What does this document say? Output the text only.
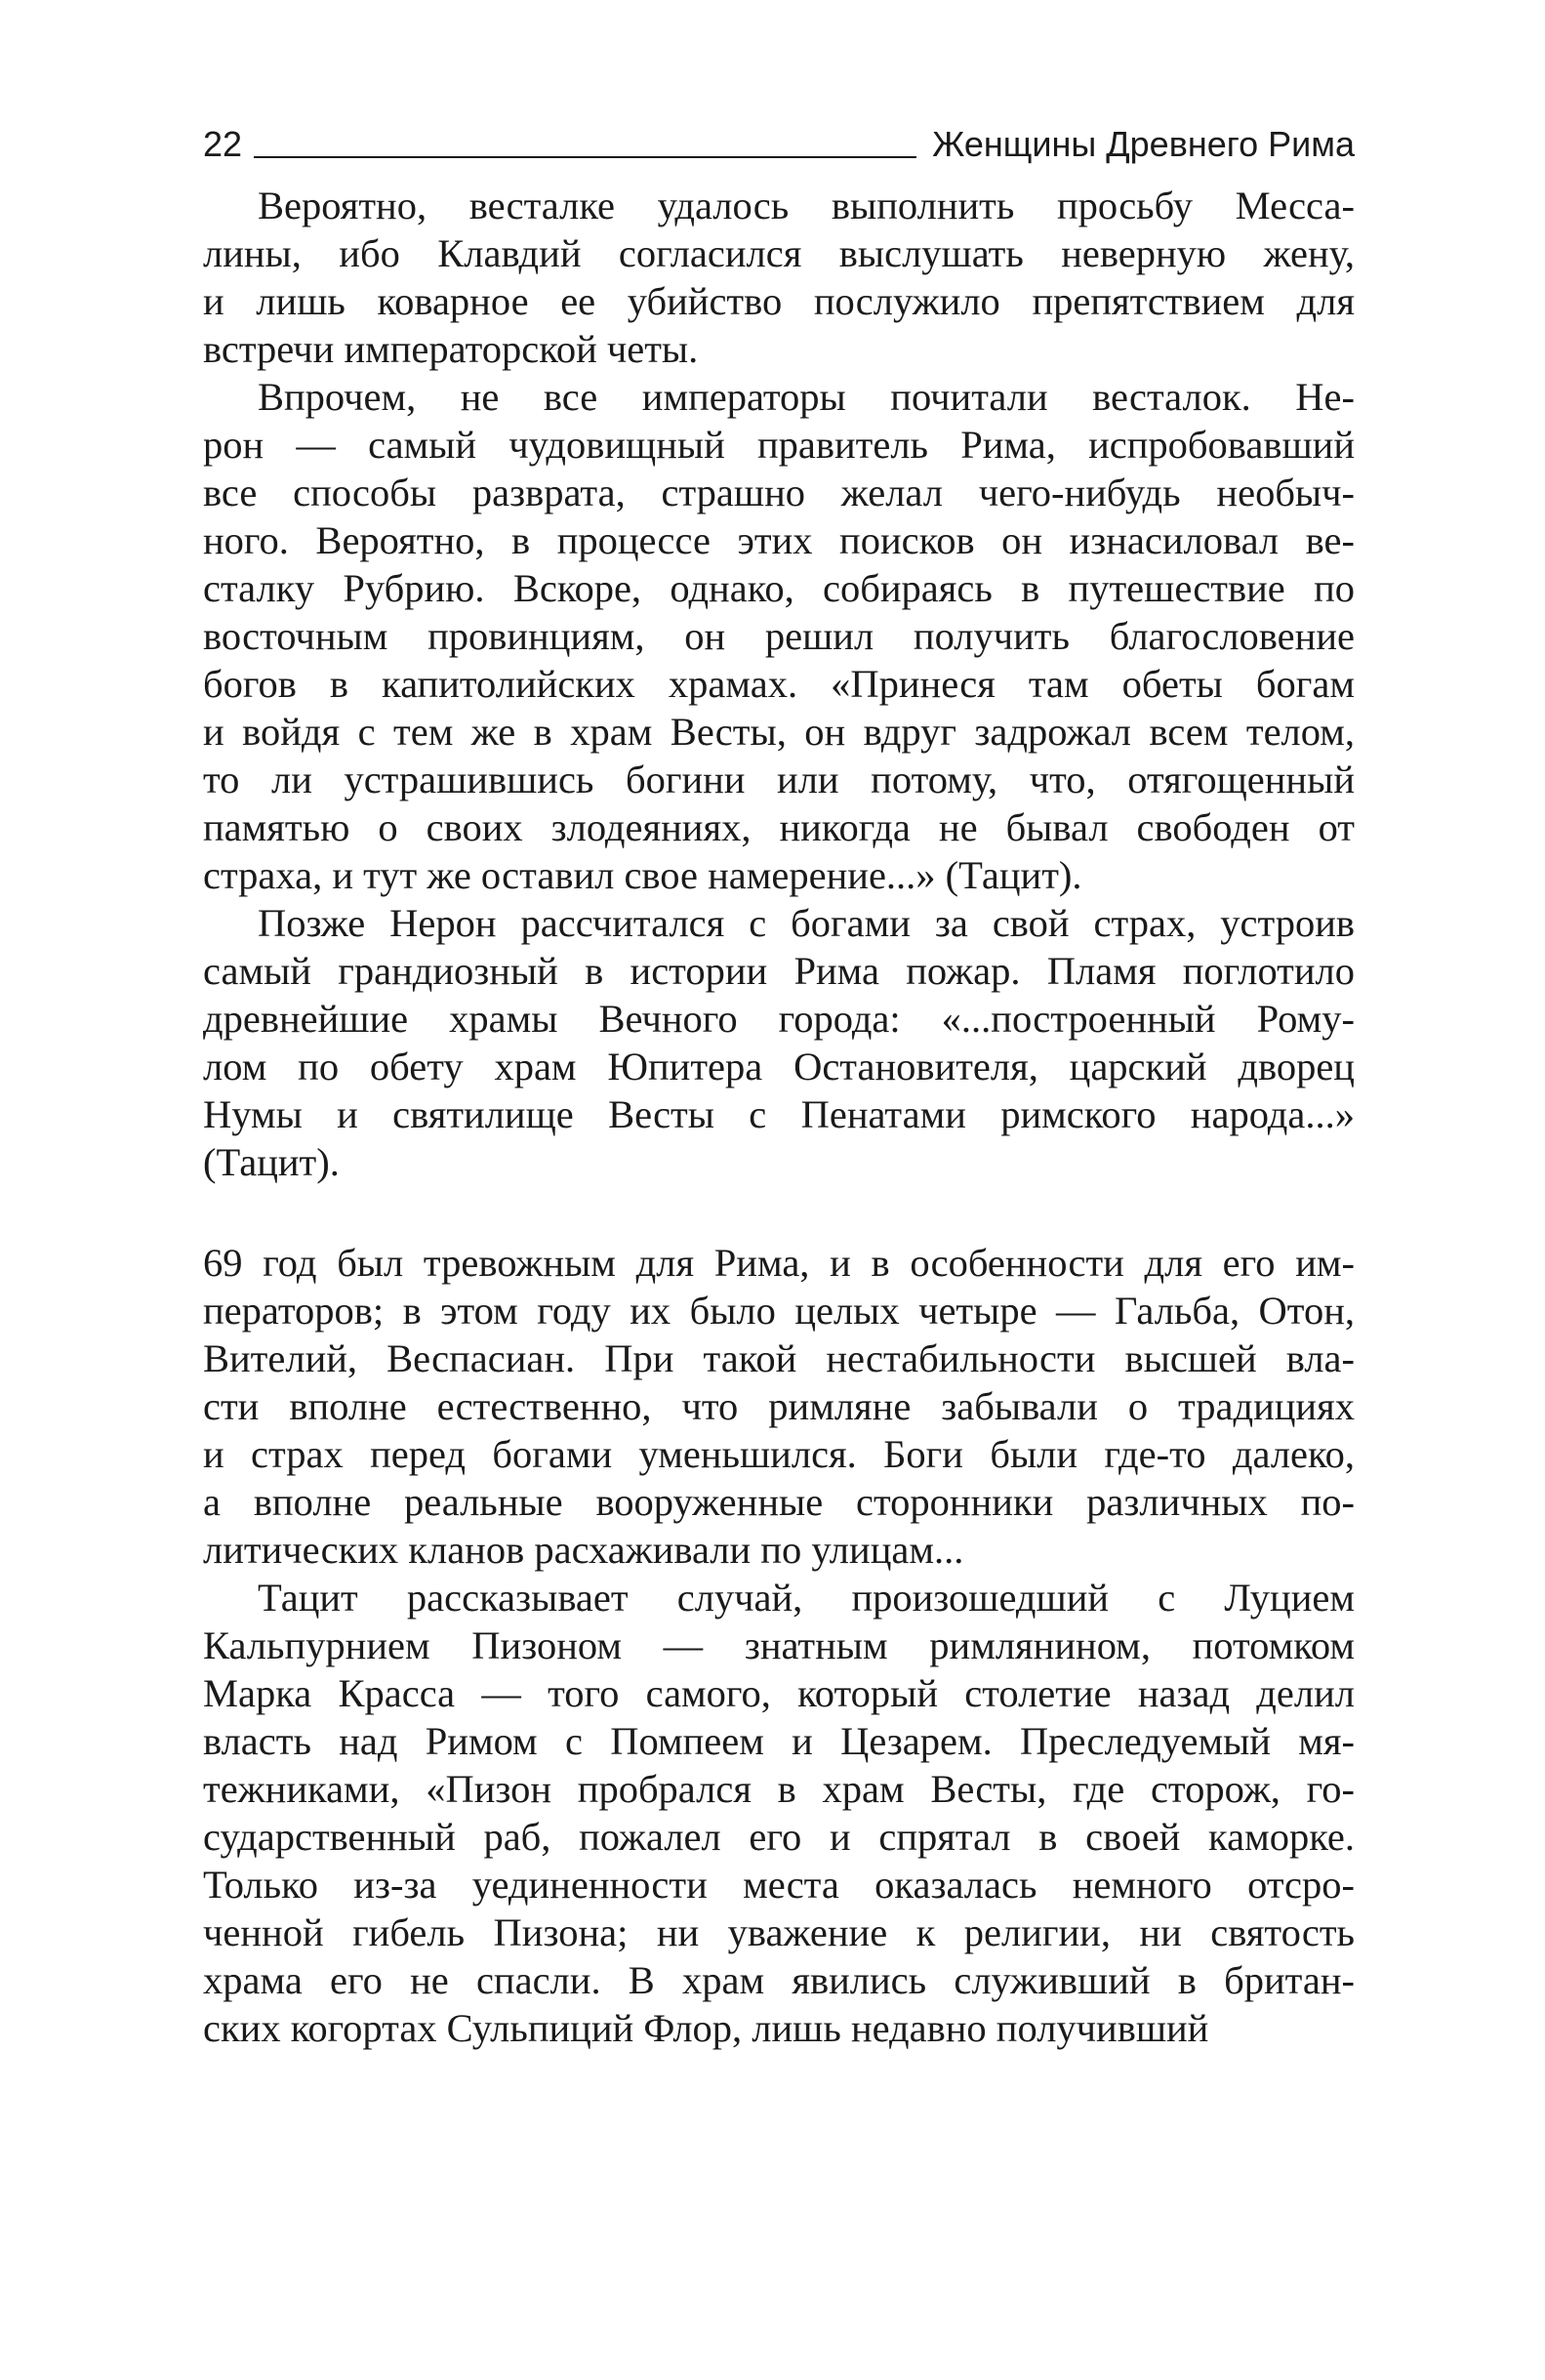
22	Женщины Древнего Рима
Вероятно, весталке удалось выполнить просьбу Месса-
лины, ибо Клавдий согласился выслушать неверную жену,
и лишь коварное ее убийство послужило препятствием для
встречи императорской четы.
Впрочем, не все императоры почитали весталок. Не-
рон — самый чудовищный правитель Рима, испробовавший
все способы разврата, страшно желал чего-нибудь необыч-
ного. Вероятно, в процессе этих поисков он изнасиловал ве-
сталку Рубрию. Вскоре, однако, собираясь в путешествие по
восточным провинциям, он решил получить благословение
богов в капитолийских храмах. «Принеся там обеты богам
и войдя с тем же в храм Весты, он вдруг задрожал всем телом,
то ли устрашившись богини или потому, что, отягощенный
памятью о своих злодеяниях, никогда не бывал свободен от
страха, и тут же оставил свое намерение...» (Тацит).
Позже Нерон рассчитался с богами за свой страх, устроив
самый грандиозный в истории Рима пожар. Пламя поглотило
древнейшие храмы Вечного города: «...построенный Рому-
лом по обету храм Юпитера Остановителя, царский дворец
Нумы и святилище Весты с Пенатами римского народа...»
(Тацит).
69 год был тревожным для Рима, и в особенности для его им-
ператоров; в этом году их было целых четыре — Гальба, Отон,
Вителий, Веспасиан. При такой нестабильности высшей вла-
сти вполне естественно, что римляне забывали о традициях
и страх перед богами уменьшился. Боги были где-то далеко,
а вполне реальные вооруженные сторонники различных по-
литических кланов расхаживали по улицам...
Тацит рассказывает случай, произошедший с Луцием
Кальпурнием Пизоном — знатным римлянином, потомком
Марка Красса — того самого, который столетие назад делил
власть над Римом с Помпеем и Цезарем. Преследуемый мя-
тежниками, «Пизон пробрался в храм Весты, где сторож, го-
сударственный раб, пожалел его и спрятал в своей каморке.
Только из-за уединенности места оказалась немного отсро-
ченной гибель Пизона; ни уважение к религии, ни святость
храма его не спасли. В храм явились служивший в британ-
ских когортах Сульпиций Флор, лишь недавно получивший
-.-.-
▸ Your task:
From the data above, count the lines where "Вероятно" occurs and give that figure and nothing else.

▸ The output:
2